## Given exercise
Wherever "līdzekļi" appears in a line, copy that line.

------------------------------------------------------------------------

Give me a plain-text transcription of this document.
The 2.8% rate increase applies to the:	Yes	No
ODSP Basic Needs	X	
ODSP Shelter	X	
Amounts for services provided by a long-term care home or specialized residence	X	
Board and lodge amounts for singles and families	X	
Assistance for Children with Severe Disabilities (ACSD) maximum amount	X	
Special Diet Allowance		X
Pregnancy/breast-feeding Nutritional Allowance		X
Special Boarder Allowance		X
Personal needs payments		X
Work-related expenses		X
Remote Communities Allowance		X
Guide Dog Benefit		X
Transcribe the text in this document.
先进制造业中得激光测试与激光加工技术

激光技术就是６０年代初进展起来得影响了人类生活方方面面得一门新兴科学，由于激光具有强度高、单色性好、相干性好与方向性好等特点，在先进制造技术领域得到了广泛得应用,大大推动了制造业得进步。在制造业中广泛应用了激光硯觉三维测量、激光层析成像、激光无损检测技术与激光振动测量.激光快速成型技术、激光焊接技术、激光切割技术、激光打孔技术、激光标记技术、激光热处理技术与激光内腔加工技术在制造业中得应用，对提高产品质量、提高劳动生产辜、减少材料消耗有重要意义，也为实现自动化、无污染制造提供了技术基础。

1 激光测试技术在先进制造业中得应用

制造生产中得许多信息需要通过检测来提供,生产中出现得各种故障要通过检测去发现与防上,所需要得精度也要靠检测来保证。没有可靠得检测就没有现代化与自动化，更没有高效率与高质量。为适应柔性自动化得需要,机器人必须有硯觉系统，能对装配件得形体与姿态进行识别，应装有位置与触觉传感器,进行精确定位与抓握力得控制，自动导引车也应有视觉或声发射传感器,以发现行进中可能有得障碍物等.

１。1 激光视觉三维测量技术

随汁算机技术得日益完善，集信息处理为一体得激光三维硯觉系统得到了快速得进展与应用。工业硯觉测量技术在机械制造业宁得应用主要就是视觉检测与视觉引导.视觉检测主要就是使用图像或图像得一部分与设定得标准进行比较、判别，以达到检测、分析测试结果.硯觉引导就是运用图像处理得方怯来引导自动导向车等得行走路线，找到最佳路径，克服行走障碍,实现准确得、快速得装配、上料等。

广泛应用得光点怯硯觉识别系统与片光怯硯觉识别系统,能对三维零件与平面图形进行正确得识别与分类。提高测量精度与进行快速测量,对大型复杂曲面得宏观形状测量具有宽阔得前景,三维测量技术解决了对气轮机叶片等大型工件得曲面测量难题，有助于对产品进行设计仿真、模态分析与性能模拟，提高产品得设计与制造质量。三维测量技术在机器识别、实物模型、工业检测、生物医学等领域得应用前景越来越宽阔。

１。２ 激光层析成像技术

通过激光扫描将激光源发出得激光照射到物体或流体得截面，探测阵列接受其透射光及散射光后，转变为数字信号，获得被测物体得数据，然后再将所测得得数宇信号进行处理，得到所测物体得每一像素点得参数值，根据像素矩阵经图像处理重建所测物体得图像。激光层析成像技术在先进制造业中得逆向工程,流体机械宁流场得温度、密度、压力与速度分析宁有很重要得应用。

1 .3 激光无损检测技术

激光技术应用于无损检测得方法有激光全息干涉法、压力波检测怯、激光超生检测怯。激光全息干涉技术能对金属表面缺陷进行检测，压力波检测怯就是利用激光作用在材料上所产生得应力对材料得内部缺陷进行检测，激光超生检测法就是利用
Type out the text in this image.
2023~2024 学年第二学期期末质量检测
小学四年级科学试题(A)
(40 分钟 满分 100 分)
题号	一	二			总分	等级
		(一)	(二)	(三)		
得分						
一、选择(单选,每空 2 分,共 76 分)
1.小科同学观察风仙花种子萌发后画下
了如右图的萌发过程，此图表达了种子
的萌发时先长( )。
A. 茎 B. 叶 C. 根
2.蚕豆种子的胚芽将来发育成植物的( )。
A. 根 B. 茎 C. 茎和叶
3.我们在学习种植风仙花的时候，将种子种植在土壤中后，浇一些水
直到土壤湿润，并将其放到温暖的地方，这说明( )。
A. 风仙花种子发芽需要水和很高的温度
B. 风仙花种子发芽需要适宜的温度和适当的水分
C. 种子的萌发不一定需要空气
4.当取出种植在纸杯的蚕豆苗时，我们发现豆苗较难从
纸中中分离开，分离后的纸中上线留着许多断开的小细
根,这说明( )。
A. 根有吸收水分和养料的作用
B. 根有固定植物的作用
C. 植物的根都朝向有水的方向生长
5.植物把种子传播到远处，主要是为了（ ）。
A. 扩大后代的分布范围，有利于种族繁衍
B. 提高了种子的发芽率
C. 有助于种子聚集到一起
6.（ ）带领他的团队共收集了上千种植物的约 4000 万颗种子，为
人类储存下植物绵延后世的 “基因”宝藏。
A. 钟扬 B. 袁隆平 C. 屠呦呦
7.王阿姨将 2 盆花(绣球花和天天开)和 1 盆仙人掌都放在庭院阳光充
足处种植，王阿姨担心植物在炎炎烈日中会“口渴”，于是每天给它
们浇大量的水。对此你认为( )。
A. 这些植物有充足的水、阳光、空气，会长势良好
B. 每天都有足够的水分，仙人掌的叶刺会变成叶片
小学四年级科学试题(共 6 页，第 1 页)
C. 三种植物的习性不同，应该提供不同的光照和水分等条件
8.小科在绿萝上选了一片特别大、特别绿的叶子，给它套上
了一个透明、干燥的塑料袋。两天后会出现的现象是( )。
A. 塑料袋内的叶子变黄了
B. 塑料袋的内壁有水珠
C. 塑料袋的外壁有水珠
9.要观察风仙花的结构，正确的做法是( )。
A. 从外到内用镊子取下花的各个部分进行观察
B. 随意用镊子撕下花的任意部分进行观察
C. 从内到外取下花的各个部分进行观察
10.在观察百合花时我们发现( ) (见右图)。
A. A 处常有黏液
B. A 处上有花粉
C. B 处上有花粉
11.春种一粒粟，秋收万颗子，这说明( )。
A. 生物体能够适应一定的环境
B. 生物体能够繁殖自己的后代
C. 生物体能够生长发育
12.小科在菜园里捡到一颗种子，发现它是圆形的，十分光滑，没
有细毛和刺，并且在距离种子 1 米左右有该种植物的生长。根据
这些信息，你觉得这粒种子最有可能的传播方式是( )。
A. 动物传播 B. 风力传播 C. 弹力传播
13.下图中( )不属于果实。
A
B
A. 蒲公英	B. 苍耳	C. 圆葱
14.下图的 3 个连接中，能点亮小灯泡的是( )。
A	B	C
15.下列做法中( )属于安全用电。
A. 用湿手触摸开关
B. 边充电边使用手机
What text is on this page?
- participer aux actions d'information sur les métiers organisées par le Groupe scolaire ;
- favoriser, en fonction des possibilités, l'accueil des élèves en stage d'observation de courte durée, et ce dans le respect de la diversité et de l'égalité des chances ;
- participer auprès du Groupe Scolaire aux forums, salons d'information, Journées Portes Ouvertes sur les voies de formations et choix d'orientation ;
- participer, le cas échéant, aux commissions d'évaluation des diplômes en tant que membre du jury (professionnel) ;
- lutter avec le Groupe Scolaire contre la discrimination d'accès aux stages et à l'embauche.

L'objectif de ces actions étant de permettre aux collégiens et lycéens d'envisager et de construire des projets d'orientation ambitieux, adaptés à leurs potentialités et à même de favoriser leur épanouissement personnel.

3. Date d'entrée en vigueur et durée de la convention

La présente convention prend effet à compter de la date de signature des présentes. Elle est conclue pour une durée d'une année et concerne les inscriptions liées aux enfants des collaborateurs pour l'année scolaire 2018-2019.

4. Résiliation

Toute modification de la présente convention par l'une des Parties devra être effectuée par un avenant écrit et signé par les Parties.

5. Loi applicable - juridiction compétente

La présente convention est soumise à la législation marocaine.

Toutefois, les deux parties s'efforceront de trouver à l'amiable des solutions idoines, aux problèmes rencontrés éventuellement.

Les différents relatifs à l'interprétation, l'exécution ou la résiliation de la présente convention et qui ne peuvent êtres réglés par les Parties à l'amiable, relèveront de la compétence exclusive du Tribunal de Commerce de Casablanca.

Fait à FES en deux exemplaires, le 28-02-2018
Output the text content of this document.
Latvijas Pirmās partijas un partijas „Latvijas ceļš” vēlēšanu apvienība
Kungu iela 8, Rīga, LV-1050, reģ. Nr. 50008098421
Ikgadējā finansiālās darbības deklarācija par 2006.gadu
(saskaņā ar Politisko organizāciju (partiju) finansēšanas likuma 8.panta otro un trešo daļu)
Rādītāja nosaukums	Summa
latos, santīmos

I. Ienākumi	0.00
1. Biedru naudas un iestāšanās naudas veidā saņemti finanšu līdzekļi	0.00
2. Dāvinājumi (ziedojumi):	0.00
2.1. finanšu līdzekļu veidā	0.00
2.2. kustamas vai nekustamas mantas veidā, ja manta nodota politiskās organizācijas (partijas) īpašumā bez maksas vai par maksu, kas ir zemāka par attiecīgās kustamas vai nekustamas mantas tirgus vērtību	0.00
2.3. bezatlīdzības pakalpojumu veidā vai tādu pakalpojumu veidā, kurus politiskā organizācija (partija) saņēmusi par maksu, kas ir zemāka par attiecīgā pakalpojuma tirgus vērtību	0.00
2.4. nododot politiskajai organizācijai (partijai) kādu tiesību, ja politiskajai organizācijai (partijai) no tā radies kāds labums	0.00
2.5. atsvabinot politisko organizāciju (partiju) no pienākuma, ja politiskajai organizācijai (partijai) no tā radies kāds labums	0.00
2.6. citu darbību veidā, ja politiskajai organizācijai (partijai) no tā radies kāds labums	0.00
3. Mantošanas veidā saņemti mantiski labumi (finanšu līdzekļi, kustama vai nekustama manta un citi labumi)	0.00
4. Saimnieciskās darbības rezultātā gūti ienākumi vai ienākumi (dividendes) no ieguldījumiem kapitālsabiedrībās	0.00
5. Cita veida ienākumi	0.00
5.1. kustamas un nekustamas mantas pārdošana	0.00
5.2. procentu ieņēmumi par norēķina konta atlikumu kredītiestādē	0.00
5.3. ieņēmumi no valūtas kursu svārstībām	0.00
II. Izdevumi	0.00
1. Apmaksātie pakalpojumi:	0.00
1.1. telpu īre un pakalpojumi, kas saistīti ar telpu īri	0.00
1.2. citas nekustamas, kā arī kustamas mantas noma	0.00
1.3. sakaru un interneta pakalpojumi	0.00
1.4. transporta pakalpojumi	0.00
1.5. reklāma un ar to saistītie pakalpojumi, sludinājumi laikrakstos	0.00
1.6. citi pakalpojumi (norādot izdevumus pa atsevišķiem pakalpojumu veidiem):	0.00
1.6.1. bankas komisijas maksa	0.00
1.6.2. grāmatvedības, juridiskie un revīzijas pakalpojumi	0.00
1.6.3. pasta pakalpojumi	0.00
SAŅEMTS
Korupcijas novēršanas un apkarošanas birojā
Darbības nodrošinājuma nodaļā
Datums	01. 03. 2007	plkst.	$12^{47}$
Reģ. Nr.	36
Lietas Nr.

------------------------------------------------------------------------

## Answer below
1. Biedru naudas un iestāšanās naudas veidā saņemti finanšu līdzekļi	0.00
3. Mantošanas veidā saņemti mantiski labumi (finanšu līdzekļi, kustama vai nekustama manta un citi labumi)	0.00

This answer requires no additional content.